Dataset rows about figures
—————

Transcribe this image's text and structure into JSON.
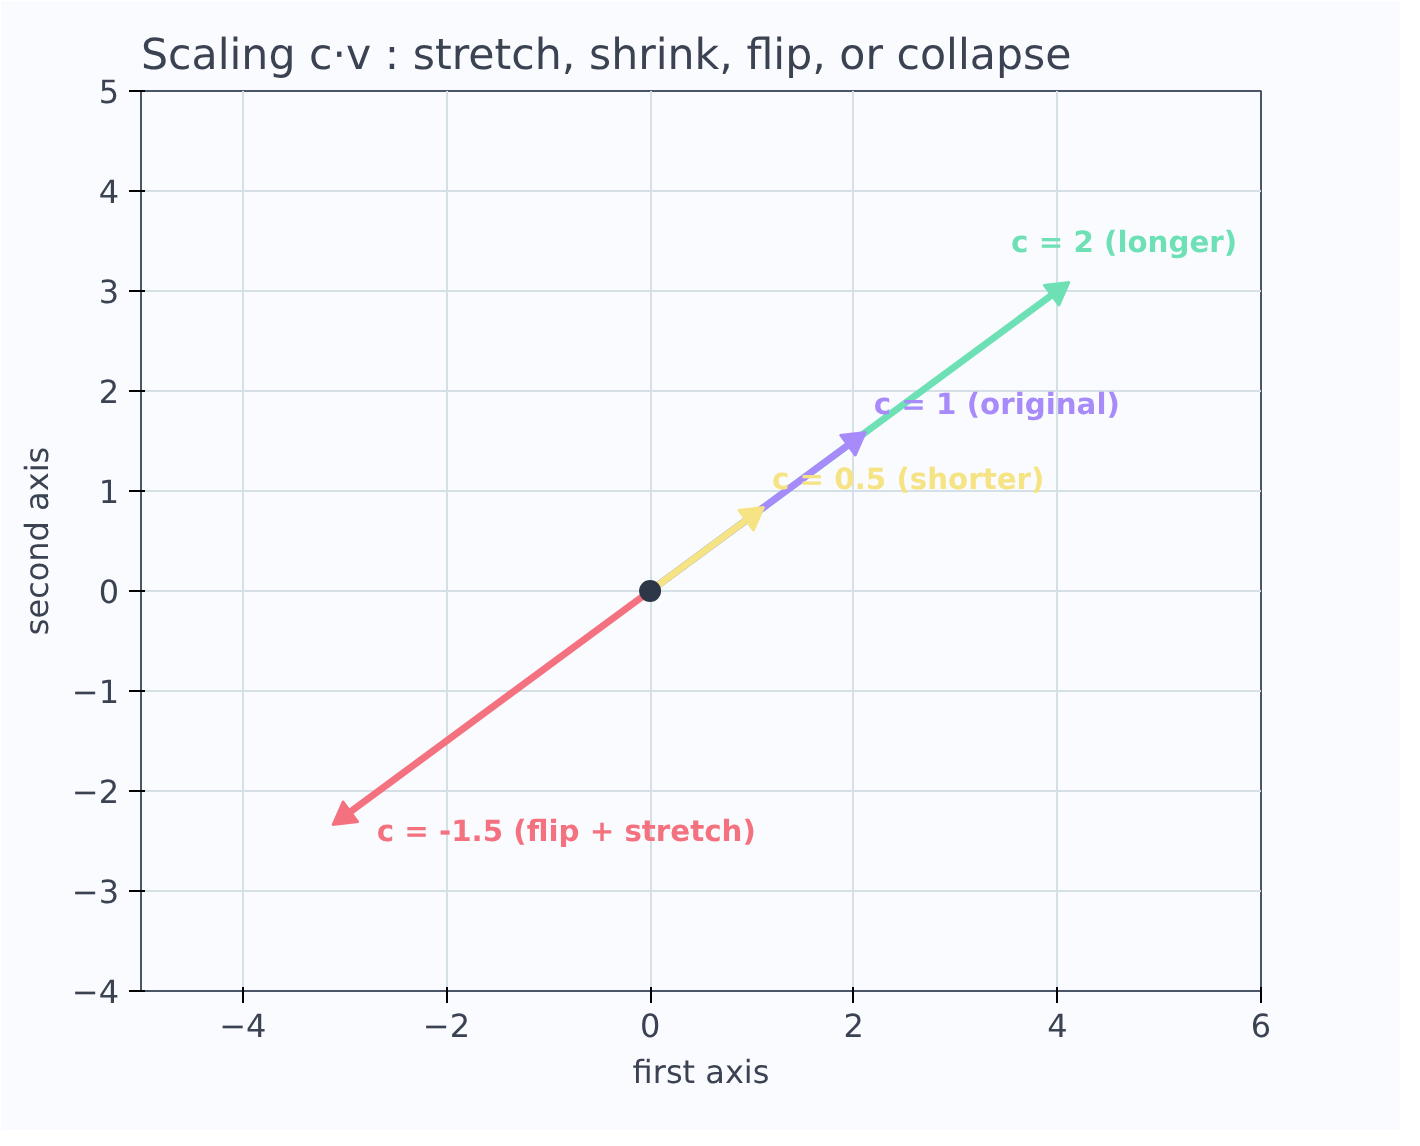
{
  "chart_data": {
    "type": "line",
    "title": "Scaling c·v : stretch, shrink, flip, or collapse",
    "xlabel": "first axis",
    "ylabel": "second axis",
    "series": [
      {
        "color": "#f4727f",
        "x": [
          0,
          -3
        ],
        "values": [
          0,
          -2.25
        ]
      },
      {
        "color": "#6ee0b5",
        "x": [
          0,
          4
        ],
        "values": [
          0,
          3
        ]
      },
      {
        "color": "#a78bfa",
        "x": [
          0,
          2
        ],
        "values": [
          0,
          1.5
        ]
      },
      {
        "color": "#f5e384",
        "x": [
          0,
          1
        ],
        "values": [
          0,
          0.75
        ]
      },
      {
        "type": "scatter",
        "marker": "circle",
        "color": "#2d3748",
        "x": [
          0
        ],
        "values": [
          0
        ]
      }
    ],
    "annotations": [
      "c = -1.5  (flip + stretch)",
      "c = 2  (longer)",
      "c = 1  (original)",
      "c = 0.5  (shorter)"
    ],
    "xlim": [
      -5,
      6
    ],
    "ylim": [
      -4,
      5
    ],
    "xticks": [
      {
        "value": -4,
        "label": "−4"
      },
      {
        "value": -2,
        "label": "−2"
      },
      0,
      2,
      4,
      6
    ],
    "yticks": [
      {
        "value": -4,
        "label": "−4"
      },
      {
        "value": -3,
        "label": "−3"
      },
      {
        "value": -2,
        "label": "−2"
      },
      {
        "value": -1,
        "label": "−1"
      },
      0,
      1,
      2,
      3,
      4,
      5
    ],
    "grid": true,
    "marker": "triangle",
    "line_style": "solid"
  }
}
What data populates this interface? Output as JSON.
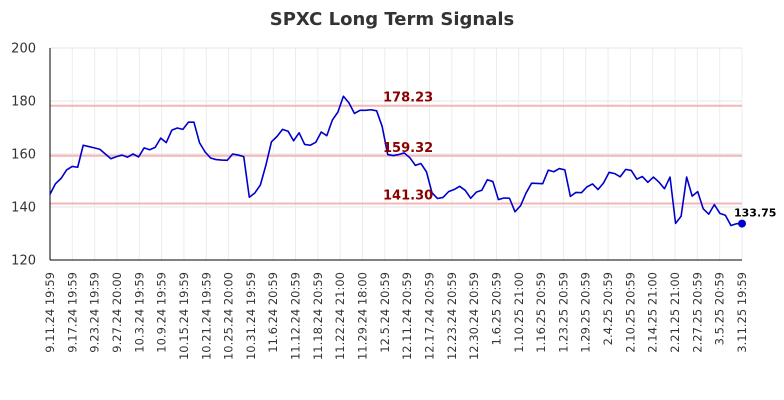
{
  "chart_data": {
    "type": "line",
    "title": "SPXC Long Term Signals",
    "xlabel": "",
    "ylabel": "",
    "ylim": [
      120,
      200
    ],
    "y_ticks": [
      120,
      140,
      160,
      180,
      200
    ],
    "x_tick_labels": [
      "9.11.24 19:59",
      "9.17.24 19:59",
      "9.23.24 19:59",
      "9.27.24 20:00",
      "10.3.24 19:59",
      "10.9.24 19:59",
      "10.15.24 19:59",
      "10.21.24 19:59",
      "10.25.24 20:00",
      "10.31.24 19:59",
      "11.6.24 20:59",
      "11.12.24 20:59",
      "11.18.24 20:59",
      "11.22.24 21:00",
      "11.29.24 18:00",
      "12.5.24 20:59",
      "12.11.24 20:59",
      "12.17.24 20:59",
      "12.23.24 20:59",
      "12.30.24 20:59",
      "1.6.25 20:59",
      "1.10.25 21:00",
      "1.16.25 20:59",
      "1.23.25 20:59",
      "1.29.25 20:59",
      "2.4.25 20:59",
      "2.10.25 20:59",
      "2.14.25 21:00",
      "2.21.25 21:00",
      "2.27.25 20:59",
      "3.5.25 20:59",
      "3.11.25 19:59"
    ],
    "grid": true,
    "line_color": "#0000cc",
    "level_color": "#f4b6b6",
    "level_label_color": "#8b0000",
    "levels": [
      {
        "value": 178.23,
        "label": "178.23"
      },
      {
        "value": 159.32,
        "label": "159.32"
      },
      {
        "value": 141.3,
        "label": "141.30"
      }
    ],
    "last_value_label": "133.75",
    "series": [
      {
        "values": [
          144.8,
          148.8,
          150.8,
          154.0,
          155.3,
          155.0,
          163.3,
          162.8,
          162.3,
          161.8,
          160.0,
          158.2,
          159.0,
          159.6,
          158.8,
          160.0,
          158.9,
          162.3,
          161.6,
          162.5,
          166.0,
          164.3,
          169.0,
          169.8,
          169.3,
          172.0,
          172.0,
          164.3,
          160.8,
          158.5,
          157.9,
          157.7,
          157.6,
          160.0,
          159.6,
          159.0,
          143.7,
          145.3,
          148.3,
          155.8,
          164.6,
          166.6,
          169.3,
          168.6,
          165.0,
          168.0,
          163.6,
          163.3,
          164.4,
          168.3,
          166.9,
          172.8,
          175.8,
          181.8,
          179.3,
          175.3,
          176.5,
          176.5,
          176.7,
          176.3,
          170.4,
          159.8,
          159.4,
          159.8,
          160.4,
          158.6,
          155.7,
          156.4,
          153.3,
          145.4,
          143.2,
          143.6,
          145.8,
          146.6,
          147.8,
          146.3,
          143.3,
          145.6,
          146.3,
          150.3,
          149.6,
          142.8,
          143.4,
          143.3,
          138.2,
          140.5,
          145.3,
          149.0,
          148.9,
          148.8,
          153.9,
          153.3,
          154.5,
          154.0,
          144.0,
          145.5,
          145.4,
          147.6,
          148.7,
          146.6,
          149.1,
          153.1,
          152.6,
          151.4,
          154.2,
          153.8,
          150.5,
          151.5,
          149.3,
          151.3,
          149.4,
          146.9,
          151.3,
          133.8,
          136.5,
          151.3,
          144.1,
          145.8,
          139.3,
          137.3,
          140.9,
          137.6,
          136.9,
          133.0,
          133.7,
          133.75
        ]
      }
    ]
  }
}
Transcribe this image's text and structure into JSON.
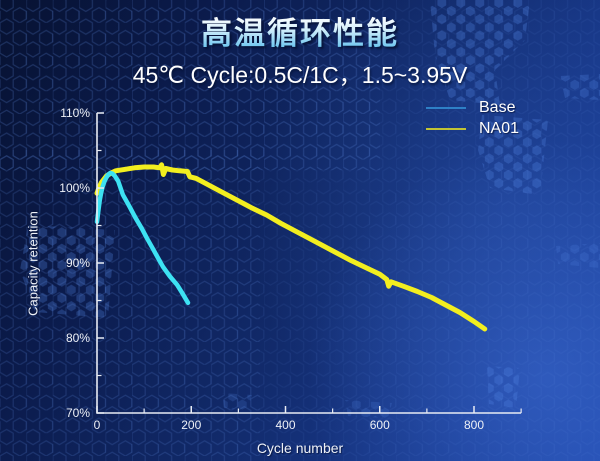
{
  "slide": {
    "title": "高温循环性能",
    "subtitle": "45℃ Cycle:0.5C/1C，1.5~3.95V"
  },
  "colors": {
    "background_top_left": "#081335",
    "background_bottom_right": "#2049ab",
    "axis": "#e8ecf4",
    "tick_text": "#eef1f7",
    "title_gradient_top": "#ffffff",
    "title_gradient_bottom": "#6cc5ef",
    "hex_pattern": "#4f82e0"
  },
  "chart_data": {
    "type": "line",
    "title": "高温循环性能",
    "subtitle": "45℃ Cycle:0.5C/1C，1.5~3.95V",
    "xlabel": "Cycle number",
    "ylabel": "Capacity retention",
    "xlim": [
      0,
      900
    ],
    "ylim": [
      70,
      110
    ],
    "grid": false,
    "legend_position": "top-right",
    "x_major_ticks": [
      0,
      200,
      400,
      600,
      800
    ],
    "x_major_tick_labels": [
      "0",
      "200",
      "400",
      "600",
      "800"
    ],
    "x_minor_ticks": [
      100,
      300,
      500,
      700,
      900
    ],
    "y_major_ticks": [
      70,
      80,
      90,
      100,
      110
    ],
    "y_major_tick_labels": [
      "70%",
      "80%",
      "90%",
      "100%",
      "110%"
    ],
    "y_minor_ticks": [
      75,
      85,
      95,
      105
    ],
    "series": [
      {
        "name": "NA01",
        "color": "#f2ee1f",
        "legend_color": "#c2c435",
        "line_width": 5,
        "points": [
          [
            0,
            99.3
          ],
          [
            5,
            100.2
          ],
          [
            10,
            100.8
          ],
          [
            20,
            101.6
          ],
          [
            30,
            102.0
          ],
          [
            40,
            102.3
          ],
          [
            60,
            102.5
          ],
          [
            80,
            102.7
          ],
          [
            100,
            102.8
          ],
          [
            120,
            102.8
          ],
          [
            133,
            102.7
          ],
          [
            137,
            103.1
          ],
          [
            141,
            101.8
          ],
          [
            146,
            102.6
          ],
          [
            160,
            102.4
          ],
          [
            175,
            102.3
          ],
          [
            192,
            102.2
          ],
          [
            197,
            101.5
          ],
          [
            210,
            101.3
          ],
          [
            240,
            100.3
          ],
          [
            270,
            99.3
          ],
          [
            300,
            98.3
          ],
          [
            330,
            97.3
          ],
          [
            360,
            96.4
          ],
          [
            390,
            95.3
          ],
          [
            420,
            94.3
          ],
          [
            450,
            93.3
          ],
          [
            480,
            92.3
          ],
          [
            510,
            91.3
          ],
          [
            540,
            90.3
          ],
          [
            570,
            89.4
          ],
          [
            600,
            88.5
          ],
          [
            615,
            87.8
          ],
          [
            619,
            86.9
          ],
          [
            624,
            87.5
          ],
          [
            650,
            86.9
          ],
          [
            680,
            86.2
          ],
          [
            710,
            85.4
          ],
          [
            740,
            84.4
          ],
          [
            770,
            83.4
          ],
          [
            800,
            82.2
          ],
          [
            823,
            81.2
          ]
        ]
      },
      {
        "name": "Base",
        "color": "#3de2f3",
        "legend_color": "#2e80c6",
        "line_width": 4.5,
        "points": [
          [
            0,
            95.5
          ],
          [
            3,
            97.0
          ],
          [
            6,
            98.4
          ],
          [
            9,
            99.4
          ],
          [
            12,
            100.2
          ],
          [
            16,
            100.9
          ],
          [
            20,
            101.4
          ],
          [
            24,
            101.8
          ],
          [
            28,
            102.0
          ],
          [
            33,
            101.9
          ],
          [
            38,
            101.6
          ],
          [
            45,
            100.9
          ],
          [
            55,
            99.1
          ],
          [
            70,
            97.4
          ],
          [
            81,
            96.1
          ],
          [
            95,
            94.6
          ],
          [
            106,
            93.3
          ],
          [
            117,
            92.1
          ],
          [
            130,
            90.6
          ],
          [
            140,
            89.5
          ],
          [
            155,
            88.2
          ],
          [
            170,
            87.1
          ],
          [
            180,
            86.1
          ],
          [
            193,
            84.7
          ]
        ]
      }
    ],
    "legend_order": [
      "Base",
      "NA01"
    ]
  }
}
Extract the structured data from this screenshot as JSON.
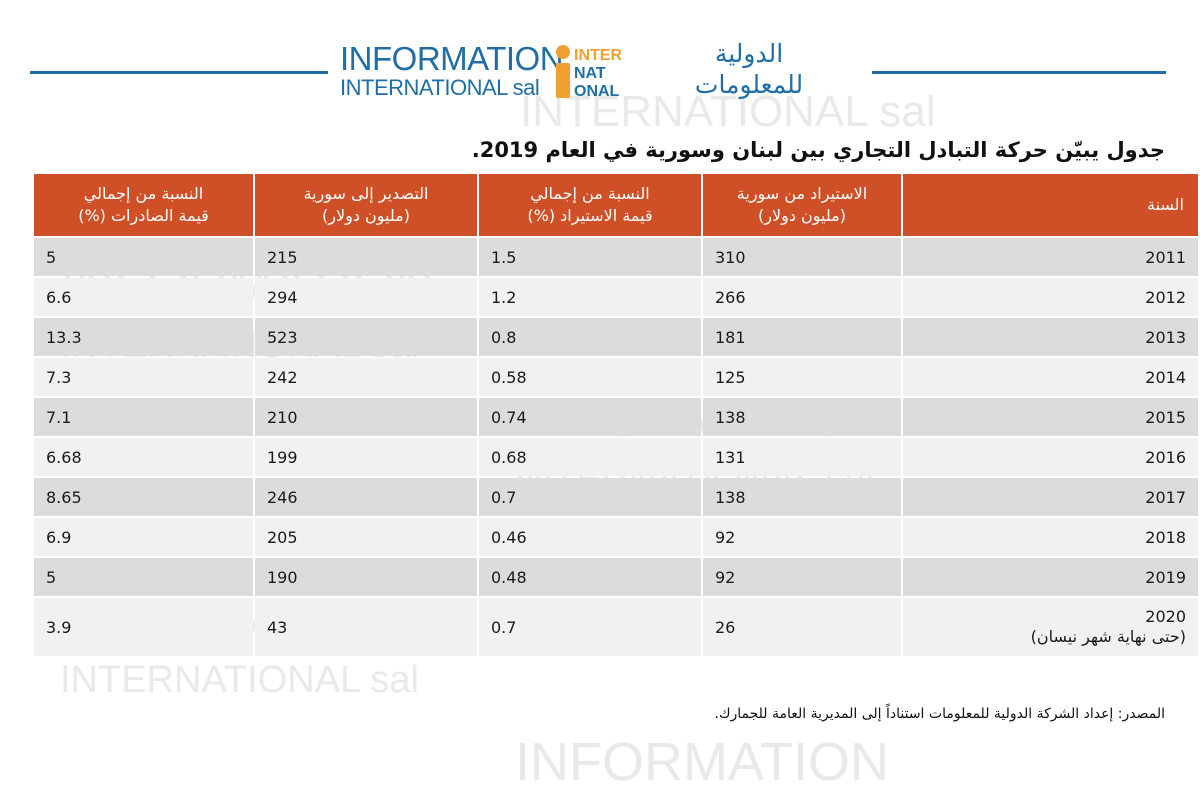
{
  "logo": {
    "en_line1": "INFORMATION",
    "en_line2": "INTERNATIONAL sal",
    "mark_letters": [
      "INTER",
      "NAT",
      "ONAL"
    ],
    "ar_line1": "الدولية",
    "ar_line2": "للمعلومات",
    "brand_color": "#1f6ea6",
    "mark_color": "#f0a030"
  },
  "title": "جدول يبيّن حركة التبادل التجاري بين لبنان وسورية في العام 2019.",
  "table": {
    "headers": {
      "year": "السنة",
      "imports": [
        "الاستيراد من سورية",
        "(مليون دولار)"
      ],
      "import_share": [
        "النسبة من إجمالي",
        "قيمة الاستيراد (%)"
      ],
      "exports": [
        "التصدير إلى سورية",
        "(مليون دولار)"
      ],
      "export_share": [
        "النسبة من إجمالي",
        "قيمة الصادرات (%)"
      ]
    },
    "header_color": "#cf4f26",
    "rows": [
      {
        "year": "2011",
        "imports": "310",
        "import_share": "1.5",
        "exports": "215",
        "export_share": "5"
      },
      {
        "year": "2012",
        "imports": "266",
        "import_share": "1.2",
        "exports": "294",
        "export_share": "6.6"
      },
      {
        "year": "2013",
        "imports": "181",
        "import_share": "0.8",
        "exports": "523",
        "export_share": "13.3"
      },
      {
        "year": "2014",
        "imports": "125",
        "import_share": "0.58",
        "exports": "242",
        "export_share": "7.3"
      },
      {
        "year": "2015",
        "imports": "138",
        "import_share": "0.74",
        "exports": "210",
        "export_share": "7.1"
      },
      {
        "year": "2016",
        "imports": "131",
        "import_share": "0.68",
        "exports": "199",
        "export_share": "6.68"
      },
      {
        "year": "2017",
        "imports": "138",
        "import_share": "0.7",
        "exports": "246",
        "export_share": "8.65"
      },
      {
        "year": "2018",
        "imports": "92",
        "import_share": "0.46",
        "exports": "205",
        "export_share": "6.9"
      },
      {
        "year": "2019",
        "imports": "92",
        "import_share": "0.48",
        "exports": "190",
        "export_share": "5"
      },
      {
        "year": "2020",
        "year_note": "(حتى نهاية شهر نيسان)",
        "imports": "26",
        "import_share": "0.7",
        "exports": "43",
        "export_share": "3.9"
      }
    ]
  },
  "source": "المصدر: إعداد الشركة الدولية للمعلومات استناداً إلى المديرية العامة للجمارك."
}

—————

What the task asks
Pull out each line containing the word "xlabel" and copy it.

Solution to the problem
    "xlabel": "first axis",
    "xlabel": "",
    "xlabel": "Cycle number",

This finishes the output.